What the task requires: Search the data below for "name"; list each line that holds it.

--- start Exercise input ---

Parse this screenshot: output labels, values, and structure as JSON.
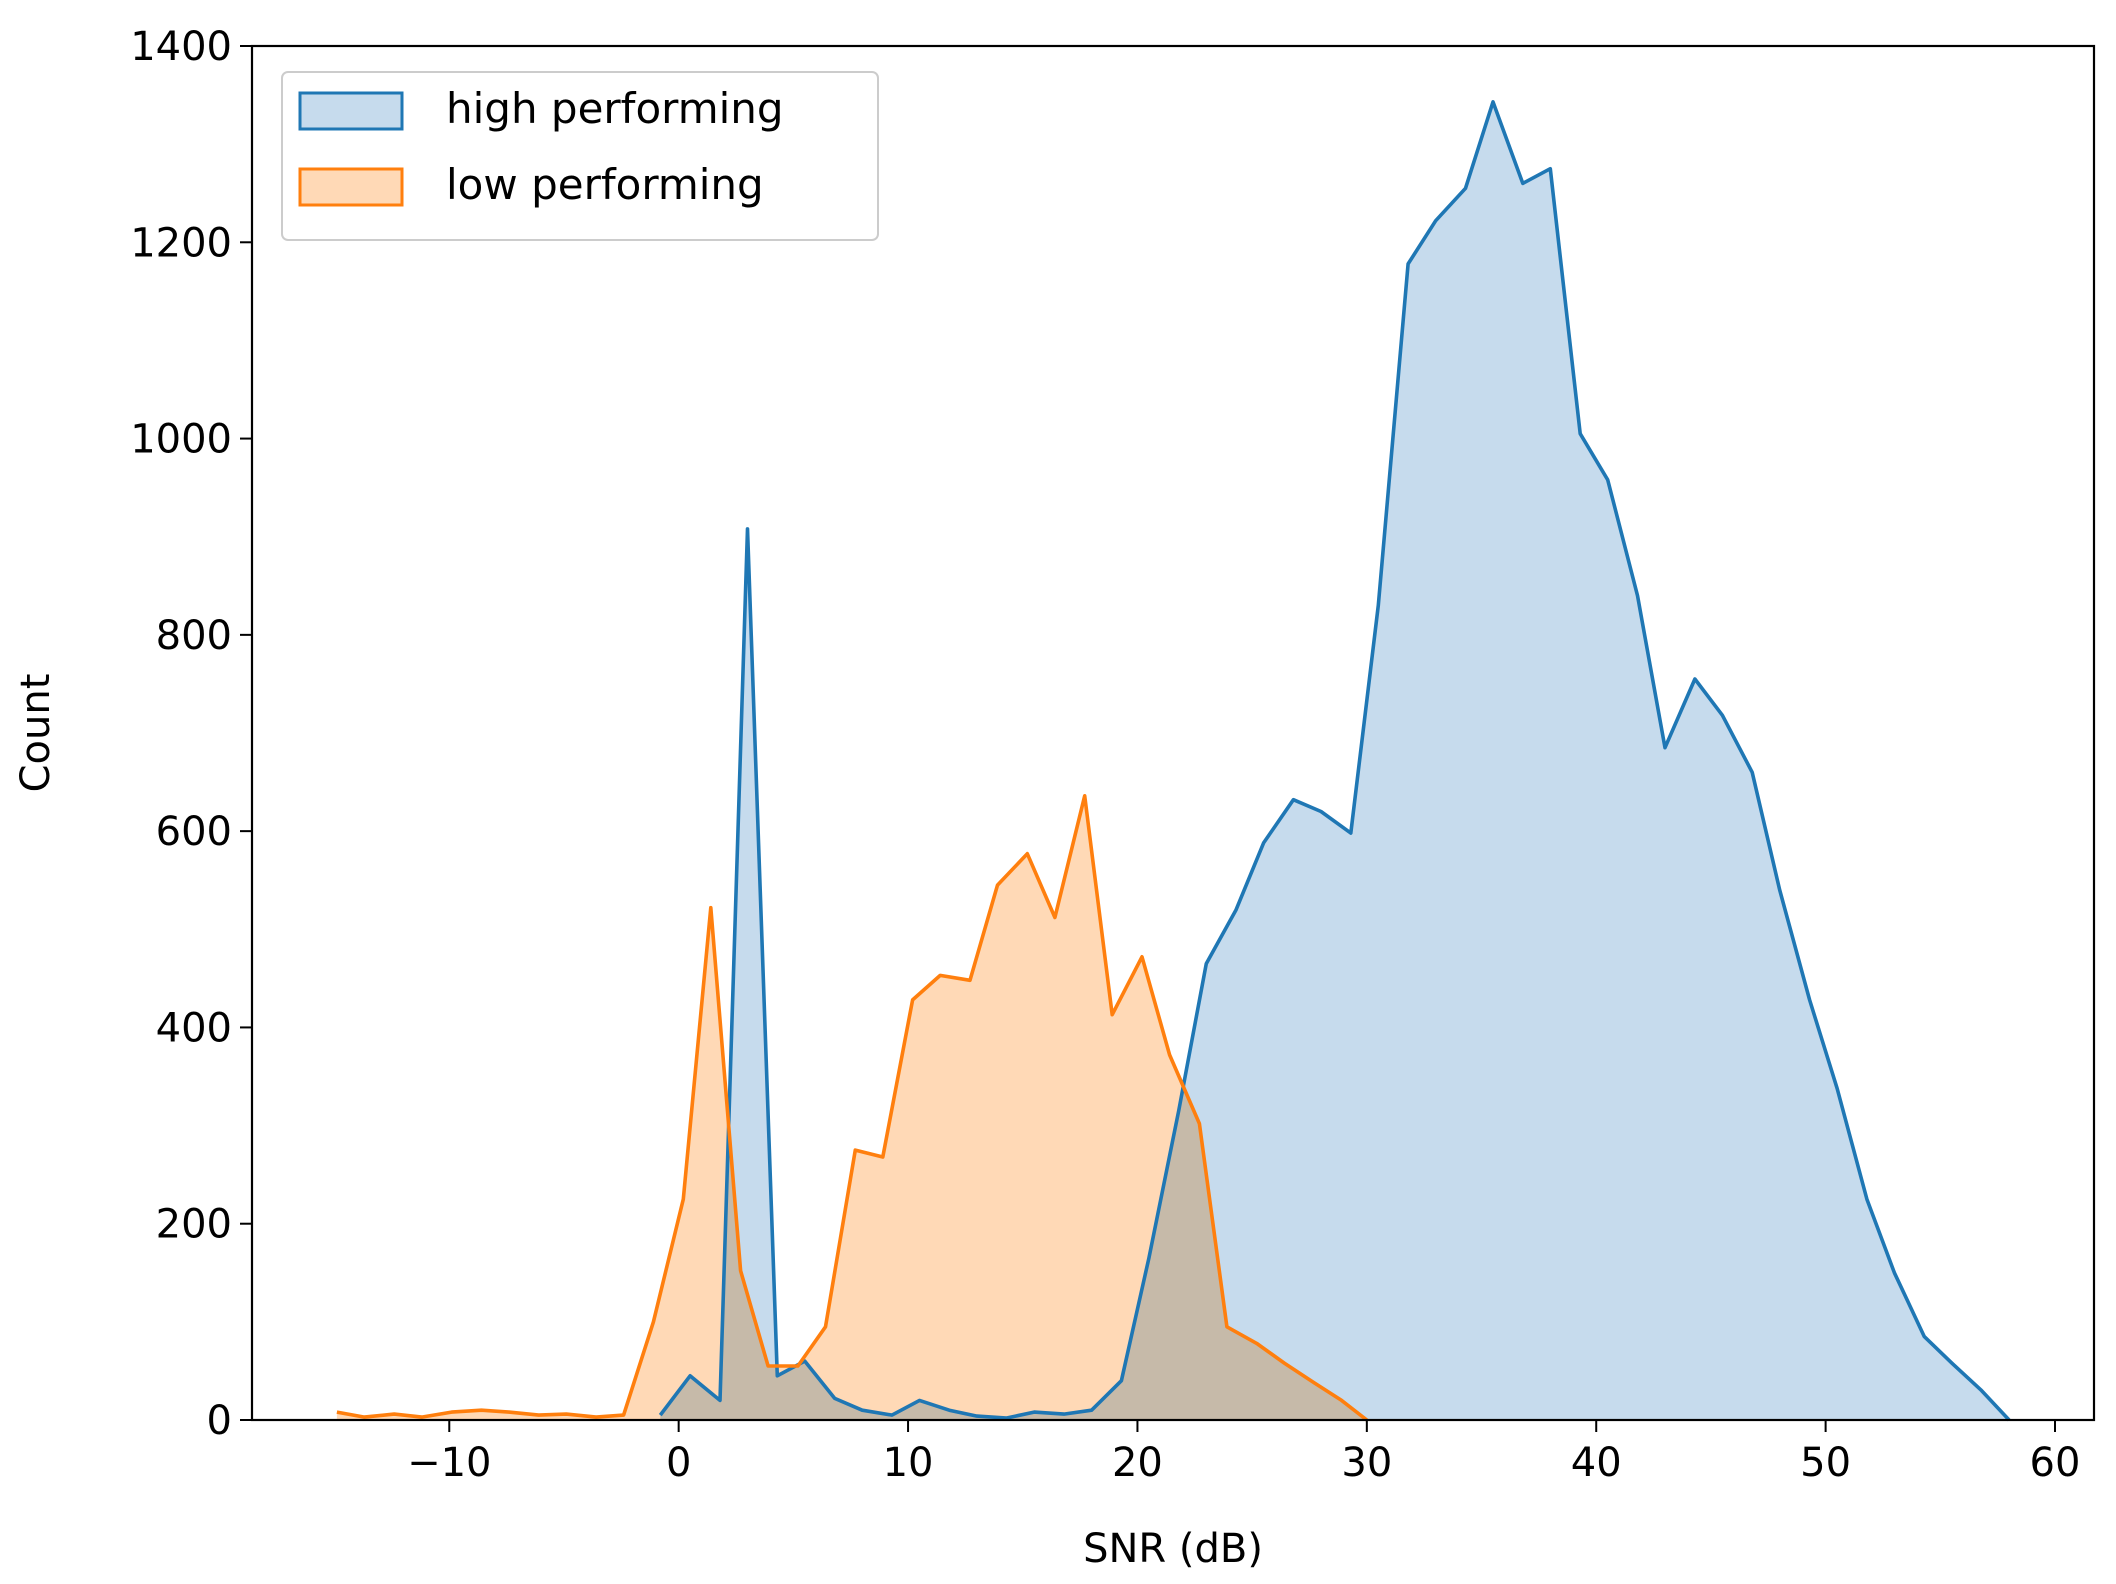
{
  "chart_data": {
    "type": "area",
    "xlabel": "SNR (dB)",
    "ylabel": "Count",
    "xlim": [
      -18.6,
      61.7
    ],
    "ylim": [
      0,
      1400
    ],
    "xticks": [
      -10,
      0,
      10,
      20,
      30,
      40,
      50,
      60
    ],
    "xtick_labels": [
      "−10",
      "0",
      "10",
      "20",
      "30",
      "40",
      "50",
      "60"
    ],
    "yticks": [
      0,
      200,
      400,
      600,
      800,
      1000,
      1200,
      1400
    ],
    "ytick_labels": [
      "0",
      "200",
      "400",
      "600",
      "800",
      "1000",
      "1200",
      "1400"
    ],
    "grid": false,
    "legend_position": "top-left",
    "series": [
      {
        "name": "high performing",
        "color": "#1f77b4",
        "fill": "#c6dbed",
        "x": [
          -0.8,
          0.5,
          1.8,
          3.0,
          4.3,
          5.5,
          6.8,
          8.0,
          9.3,
          10.5,
          11.8,
          13.0,
          14.3,
          15.5,
          16.8,
          18.0,
          19.3,
          20.5,
          21.8,
          23.0,
          24.3,
          25.5,
          26.8,
          28.0,
          29.3,
          30.5,
          31.8,
          33.0,
          34.3,
          35.5,
          36.8,
          38.0,
          39.3,
          40.5,
          41.8,
          43.0,
          44.3,
          45.5,
          46.8,
          48.0,
          49.3,
          50.5,
          51.8,
          53.0,
          54.3,
          55.5,
          56.8,
          58.0
        ],
        "y": [
          5,
          45,
          20,
          908,
          45,
          60,
          22,
          10,
          5,
          20,
          10,
          4,
          2,
          8,
          6,
          10,
          40,
          165,
          315,
          465,
          520,
          588,
          632,
          620,
          598,
          830,
          1178,
          1222,
          1255,
          1343,
          1260,
          1275,
          1005,
          958,
          840,
          685,
          755,
          718,
          660,
          540,
          428,
          338,
          225,
          150,
          85,
          58,
          30,
          0
        ]
      },
      {
        "name": "low performing",
        "color": "#ff7f0e",
        "fill": "#ffd9b6",
        "x": [
          -14.9,
          -13.7,
          -12.4,
          -11.2,
          -9.9,
          -8.6,
          -7.4,
          -6.1,
          -4.9,
          -3.6,
          -2.4,
          -1.1,
          0.2,
          1.4,
          2.7,
          3.9,
          5.2,
          6.4,
          7.7,
          8.9,
          10.2,
          11.4,
          12.7,
          13.9,
          15.2,
          16.4,
          17.7,
          18.9,
          20.2,
          21.4,
          22.7,
          23.9,
          25.2,
          26.4,
          27.7,
          28.9,
          30.0
        ],
        "y": [
          8,
          3,
          6,
          3,
          8,
          10,
          8,
          5,
          6,
          3,
          5,
          100,
          225,
          522,
          152,
          55,
          55,
          95,
          275,
          268,
          428,
          453,
          448,
          545,
          577,
          512,
          636,
          413,
          472,
          372,
          302,
          95,
          78,
          58,
          38,
          20,
          0
        ]
      }
    ]
  }
}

--- end Exercise input ---

The reply:
        "name": "high performing",
        "name": "low performing",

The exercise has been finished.